• What the task asks
Report each of the lines below that contains the string "пользования", treating uppercase and lowercase as distinct.

=-=-=-=-=

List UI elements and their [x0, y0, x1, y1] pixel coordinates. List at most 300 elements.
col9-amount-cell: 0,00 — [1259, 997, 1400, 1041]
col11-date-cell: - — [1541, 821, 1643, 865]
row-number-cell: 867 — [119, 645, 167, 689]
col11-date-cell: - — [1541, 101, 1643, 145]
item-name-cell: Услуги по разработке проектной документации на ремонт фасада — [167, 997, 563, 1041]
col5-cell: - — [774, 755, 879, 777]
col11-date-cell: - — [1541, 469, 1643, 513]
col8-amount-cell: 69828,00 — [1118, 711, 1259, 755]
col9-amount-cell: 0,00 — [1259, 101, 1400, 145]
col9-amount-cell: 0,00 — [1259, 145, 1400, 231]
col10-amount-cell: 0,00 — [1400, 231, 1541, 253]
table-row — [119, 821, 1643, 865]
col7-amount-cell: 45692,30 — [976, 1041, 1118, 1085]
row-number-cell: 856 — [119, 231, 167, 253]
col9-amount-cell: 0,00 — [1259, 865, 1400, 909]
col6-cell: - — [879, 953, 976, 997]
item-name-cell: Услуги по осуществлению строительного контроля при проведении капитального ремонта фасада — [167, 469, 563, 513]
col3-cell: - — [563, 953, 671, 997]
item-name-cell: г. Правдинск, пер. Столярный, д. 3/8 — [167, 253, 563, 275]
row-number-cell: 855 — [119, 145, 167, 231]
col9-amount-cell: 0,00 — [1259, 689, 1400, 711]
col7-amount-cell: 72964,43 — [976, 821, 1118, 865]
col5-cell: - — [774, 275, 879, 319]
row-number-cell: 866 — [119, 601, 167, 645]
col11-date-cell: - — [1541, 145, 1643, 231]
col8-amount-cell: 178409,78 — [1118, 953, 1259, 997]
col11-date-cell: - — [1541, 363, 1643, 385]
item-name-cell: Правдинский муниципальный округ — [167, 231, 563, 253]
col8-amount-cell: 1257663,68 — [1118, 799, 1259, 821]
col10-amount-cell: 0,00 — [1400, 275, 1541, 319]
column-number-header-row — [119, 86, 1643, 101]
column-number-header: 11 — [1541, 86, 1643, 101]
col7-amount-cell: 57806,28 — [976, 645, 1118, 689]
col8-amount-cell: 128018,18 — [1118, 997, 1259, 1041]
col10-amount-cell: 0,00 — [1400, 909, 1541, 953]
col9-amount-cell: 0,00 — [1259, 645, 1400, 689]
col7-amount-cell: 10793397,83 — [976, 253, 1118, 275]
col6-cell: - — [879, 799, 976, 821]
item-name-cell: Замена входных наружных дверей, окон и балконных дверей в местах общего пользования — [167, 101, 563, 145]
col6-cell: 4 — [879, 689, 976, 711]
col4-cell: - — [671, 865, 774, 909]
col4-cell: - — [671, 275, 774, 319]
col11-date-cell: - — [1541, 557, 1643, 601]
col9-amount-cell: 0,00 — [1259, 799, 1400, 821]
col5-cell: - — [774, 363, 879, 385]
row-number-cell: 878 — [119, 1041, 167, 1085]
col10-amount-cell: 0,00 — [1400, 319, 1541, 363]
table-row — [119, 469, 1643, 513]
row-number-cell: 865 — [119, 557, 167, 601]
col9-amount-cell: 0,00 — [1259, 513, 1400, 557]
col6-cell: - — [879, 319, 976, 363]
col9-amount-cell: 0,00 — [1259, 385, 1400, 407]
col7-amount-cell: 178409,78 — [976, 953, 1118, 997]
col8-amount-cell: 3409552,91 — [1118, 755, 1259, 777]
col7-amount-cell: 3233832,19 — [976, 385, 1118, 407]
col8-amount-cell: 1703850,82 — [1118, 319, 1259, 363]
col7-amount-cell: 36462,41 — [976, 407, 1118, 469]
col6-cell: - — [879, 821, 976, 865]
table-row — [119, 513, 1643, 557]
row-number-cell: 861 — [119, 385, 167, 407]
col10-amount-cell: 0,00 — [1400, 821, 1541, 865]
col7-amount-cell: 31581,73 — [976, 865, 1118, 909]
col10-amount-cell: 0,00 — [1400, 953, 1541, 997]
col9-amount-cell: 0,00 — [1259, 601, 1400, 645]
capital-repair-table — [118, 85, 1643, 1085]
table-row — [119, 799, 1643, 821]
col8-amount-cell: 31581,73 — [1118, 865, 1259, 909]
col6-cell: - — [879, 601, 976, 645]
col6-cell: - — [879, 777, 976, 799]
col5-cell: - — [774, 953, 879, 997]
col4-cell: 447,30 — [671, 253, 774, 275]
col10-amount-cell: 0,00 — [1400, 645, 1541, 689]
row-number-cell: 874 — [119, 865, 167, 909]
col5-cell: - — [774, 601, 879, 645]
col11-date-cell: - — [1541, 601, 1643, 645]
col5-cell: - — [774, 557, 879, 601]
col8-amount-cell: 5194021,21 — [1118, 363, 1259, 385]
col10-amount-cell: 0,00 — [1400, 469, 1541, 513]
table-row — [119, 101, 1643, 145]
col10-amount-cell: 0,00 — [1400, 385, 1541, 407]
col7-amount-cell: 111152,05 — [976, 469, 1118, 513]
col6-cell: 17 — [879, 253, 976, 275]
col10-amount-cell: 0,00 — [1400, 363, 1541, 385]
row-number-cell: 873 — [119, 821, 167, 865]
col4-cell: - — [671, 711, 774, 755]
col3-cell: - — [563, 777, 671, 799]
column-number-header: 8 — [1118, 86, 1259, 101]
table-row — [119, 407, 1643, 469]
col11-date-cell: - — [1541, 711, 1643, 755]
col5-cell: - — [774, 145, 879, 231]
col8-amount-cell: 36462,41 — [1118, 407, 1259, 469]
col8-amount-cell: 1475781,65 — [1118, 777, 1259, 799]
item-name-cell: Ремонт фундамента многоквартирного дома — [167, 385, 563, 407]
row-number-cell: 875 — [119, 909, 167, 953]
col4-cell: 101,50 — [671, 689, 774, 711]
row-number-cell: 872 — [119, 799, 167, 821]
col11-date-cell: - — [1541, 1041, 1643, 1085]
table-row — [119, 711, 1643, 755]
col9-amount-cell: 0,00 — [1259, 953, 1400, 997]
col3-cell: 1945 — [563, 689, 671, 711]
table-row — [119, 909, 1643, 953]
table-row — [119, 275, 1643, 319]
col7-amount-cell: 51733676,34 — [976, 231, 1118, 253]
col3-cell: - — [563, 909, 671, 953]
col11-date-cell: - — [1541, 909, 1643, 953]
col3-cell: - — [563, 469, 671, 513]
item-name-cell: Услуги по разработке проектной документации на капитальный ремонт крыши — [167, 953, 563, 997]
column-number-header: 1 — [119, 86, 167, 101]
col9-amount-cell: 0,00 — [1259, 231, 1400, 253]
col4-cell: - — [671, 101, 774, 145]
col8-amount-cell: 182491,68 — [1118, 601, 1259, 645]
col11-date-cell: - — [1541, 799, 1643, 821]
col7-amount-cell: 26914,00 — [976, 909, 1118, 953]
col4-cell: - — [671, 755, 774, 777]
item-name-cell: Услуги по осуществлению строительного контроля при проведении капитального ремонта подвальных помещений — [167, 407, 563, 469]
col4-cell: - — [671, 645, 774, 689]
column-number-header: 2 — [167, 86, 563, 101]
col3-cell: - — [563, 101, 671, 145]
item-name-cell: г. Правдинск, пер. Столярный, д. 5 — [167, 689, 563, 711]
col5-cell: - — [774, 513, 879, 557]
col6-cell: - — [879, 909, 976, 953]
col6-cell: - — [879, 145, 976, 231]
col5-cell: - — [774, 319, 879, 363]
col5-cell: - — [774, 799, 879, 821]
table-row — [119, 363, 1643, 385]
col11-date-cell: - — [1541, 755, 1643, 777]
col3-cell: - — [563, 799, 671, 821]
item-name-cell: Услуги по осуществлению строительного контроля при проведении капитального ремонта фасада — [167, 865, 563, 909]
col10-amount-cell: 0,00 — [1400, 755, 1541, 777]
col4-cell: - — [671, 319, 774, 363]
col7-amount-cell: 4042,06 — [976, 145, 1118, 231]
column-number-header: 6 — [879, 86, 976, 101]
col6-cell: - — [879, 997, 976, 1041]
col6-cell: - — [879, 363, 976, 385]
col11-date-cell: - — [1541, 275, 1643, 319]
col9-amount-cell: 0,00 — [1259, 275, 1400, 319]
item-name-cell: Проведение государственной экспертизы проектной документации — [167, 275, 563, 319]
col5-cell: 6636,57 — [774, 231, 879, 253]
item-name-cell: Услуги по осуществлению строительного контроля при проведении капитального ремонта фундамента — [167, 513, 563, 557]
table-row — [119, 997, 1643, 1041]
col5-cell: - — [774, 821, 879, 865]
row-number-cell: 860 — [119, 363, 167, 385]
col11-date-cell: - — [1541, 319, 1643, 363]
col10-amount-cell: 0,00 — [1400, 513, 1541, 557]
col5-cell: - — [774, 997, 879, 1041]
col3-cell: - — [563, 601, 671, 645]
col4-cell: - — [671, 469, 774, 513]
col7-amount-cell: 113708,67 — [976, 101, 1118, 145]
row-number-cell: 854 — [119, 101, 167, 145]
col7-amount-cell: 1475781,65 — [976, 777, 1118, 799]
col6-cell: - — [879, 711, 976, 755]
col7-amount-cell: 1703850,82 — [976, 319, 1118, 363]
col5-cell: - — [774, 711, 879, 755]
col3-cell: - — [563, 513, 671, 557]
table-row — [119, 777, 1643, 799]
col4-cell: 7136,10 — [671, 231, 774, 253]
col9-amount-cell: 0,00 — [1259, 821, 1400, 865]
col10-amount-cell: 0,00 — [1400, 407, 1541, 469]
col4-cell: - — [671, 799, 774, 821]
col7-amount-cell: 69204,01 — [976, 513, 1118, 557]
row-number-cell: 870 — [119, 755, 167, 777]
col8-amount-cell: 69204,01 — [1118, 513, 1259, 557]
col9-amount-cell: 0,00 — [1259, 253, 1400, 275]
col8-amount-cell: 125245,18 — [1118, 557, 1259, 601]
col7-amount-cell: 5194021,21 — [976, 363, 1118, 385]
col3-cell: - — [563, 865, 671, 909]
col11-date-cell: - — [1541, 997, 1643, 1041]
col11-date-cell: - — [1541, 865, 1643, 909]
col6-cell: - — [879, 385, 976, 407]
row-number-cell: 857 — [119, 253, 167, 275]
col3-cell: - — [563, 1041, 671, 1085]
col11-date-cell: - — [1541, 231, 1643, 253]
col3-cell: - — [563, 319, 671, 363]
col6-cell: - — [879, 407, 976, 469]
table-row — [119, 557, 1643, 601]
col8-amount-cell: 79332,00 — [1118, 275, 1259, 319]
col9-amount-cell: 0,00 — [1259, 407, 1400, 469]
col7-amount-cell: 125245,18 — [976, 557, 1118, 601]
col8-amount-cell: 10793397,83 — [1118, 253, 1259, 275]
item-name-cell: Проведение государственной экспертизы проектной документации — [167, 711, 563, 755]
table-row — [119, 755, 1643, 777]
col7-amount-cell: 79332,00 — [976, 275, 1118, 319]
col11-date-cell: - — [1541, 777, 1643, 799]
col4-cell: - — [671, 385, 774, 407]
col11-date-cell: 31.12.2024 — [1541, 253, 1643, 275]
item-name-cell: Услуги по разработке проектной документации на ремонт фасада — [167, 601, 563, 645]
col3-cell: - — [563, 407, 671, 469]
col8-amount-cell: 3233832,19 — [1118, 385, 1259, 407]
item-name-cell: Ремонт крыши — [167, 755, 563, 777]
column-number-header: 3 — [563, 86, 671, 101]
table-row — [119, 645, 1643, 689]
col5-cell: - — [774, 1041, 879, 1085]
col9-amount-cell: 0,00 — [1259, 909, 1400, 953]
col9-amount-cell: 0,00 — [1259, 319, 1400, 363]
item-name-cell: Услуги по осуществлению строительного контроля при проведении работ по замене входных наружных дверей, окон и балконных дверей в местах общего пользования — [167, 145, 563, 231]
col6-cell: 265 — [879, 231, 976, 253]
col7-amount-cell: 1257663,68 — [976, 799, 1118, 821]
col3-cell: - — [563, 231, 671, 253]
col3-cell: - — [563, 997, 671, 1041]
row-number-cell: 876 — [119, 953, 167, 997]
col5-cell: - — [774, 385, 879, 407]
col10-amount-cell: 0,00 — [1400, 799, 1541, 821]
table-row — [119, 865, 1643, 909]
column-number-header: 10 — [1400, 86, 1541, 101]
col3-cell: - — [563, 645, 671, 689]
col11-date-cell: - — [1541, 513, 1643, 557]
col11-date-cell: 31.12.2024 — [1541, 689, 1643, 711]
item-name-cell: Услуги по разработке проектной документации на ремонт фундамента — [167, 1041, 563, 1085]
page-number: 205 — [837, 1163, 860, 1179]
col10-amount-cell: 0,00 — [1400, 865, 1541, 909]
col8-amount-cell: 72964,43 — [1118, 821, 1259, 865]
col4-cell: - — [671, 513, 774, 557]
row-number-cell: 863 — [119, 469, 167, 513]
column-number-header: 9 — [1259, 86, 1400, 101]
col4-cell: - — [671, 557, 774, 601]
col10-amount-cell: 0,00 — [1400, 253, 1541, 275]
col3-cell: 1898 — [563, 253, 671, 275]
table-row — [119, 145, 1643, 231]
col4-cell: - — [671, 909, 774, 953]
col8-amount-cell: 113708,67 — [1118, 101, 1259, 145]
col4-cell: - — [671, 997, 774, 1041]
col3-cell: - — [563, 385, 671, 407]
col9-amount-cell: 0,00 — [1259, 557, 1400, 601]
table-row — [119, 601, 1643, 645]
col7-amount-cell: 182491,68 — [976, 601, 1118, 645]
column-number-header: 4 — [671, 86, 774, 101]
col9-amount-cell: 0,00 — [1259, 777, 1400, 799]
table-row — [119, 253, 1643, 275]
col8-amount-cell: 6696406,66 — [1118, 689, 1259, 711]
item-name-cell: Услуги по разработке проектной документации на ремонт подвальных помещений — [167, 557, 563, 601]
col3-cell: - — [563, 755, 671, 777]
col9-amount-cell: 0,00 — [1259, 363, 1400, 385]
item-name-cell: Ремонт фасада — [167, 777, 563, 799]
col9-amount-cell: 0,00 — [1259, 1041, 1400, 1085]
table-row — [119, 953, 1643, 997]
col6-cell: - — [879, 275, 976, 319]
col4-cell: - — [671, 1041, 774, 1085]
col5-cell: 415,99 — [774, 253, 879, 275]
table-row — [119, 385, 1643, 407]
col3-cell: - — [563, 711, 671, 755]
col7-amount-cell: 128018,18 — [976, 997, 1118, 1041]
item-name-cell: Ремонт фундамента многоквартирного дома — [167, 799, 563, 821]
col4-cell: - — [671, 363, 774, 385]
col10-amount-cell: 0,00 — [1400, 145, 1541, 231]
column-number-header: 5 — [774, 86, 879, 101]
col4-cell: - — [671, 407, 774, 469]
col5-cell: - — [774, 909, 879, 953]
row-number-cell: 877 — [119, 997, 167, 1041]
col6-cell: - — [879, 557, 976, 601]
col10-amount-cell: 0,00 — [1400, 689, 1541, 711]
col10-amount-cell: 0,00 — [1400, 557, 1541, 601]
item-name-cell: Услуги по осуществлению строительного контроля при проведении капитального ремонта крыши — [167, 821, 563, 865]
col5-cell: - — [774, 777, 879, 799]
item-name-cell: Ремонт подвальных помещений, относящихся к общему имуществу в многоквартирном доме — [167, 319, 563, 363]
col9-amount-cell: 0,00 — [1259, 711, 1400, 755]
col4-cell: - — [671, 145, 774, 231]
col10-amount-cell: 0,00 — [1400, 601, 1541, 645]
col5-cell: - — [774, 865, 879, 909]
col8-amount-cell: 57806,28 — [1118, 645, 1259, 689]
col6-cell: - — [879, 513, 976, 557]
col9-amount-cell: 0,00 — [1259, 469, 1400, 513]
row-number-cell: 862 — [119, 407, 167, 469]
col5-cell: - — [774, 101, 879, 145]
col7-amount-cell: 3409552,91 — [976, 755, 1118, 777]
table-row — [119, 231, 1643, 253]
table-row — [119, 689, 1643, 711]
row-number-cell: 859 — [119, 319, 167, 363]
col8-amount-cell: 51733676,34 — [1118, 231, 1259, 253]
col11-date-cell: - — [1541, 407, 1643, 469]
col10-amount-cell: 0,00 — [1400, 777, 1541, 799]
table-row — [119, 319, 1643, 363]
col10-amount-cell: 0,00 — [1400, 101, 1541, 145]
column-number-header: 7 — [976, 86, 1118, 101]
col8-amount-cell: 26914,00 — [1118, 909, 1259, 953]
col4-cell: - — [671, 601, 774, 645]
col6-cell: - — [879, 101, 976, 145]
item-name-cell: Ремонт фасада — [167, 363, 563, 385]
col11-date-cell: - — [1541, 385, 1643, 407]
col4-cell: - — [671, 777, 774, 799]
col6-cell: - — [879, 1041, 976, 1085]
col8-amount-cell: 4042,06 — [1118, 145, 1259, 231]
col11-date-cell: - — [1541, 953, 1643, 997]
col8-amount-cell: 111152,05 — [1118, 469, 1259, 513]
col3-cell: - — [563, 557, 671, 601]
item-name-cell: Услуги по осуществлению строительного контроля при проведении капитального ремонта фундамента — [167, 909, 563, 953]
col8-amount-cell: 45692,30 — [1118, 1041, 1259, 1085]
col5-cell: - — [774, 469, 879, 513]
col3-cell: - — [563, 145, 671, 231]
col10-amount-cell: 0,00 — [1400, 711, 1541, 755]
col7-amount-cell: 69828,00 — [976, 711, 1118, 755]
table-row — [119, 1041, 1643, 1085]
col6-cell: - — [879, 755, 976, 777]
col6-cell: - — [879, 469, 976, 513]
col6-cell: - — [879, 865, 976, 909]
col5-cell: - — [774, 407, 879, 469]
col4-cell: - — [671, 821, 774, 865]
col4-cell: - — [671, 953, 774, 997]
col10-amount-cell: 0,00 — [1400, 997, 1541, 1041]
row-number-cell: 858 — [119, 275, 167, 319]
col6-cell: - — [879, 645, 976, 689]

=-=-=-=-=

• Solution for this problem
item-name-cell: Замена входных наружных дверей, окон и балконных дверей в местах общего пользования — [167, 101, 563, 145]
item-name-cell: Услуги по осуществлению строительного контроля при проведении работ по замене входных наружных дверей, окон и балконных дверей в местах общего пользования — [167, 145, 563, 231]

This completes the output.